- [What you will do]:
Exact repetition of every entry is required.

-- START Entries provided --

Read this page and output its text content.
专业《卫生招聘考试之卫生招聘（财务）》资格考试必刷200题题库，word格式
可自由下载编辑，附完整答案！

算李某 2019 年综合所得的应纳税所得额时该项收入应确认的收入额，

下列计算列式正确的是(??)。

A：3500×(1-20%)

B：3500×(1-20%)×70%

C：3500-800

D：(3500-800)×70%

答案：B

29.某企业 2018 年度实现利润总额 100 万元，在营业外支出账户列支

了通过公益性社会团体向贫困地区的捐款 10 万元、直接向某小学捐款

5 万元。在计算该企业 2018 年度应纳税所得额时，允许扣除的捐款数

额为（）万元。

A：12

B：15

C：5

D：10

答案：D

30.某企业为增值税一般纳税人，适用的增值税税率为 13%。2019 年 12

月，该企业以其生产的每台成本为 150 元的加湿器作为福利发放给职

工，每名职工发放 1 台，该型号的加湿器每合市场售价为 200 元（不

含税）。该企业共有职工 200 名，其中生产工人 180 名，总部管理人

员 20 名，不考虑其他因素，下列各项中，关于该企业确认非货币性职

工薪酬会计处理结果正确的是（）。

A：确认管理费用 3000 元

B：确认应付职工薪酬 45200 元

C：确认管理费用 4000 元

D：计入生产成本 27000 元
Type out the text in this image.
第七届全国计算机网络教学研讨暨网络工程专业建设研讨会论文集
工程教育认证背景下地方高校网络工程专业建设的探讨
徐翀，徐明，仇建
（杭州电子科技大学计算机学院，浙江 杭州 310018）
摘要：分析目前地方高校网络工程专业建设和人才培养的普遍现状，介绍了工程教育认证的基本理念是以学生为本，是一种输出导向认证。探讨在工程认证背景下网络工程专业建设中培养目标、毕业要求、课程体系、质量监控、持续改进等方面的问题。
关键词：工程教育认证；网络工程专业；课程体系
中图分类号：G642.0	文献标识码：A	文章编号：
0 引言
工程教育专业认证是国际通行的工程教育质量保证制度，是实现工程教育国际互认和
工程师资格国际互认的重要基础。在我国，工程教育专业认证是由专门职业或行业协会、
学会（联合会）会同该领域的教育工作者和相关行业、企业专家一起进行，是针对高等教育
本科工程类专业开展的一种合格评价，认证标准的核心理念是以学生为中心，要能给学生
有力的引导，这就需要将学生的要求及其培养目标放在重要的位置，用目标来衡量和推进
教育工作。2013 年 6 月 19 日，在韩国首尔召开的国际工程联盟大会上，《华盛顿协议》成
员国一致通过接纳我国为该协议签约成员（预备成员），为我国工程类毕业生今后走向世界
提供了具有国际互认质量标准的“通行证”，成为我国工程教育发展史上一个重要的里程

-- END Entries provided --

- [Worked answer]:
Read this page and output its text content.
专业《卫生招聘考试之卫生招聘（财务）》资格考试必刷200题题库，word格式
可自由下载编辑，附完整答案！

算李某 2019 年综合所得的应纳税所得额时该项收入应确认的收入额，

下列计算列式正确的是(??)。

A：3500×(1-20%)

B：3500×(1-20%)×70%

C：3500-800

D：(3500-800)×70%

答案：B

29.某企业 2018 年度实现利润总额 100 万元，在营业外支出账户列支

了通过公益性社会团体向贫困地区的捐款 10 万元、直接向某小学捐款

5 万元。在计算该企业 2018 年度应纳税所得额时，允许扣除的捐款数

额为（）万元。

A：12

B：15

C：5

D：10

答案：D

30.某企业为增值税一般纳税人，适用的增值税税率为 13%。2019 年 12

月，该企业以其生产的每台成本为 150 元的加湿器作为福利发放给职

工，每名职工发放 1 台，该型号的加湿器每合市场售价为 200 元（不

含税）。该企业共有职工 200 名，其中生产工人 180 名，总部管理人

员 20 名，不考虑其他因素，下列各项中，关于该企业确认非货币性职

工薪酬会计处理结果正确的是（）。

A：确认管理费用 3000 元

B：确认应付职工薪酬 45200 元

C：确认管理费用 4000 元

D：计入生产成本 27000 元
Type out the text in this image.
第七届全国计算机网络教学研讨暨网络工程专业建设研讨会论文集
工程教育认证背景下地方高校网络工程专业建设的探讨
徐翀，徐明，仇建
（杭州电子科技大学计算机学院，浙江 杭州 310018）
摘要：分析目前地方高校网络工程专业建设和人才培养的普遍现状，介绍了工程教育认证的基本理念是以学生为本，是一种输出导向认证。探讨在工程认证背景下网络工程专业建设中培养目标、毕业要求、课程体系、质量监控、持续改进等方面的问题。
关键词：工程教育认证；网络工程专业；课程体系
中图分类号：G642.0	文献标识码：A	文章编号：
0 引言
工程教育专业认证是国际通行的工程教育质量保证制度，是实现工程教育国际互认和
工程师资格国际互认的重要基础。在我国，工程教育专业认证是由专门职业或行业协会、
学会（联合会）会同该领域的教育工作者和相关行业、企业专家一起进行，是针对高等教育
本科工程类专业开展的一种合格评价，认证标准的核心理念是以学生为中心，要能给学生
有力的引导，这就需要将学生的要求及其培养目标放在重要的位置，用目标来衡量和推进
教育工作。2013 年 6 月 19 日，在韩国首尔召开的国际工程联盟大会上，《华盛顿协议》成
员国一致通过接纳我国为该协议签约成员（预备成员），为我国工程类毕业生今后走向世界
提供了具有国际互认质量标准的“通行证”，成为我国工程教育发展史上一个重要的里程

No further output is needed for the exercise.